THE TASK: Show all lines from the material that carry the word "akademiskahus".

RECORDS FOR THIS TASK: Begin

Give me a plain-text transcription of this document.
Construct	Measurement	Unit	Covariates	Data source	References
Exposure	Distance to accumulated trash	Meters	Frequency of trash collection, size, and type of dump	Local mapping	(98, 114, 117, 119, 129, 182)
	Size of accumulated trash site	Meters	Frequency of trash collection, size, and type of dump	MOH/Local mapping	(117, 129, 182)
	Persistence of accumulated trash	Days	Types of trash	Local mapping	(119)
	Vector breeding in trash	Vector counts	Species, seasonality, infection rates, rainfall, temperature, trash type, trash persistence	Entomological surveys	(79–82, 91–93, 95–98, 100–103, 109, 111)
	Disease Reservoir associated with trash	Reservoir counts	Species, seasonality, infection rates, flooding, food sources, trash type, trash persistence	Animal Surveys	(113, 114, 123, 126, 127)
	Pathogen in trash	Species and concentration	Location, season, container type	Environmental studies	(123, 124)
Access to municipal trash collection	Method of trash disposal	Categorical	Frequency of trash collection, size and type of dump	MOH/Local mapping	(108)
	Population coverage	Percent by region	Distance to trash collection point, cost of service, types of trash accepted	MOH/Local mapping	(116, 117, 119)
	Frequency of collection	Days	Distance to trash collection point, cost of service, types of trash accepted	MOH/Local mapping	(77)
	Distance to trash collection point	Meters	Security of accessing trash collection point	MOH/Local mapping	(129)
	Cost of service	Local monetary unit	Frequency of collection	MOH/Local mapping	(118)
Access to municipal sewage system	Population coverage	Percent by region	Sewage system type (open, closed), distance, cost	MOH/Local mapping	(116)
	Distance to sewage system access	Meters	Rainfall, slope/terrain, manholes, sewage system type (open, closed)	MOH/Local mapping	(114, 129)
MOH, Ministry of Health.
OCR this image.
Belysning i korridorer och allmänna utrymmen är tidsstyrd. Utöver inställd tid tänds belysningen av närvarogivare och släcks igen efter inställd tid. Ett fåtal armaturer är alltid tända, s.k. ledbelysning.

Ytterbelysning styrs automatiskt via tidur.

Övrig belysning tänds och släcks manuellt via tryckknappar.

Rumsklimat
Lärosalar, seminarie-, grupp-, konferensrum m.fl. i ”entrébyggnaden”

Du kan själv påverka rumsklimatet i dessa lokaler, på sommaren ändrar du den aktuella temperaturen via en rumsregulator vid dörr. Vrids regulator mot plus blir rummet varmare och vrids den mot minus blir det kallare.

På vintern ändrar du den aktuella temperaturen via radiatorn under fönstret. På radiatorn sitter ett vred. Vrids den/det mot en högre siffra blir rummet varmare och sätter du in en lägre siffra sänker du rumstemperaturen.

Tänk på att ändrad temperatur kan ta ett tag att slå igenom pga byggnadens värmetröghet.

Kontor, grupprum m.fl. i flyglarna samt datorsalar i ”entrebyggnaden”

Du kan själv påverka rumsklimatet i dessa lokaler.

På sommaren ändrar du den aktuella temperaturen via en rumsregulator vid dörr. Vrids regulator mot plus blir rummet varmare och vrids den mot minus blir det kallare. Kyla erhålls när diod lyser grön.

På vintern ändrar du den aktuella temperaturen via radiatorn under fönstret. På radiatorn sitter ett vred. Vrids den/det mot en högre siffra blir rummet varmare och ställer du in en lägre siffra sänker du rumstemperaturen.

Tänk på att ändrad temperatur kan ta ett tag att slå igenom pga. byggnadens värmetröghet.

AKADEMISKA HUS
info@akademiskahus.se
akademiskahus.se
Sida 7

RECORDS FOR THIS TASK: End

PROBLEM SOLUTION:
info@akademiskahus.se
akademiskahus.se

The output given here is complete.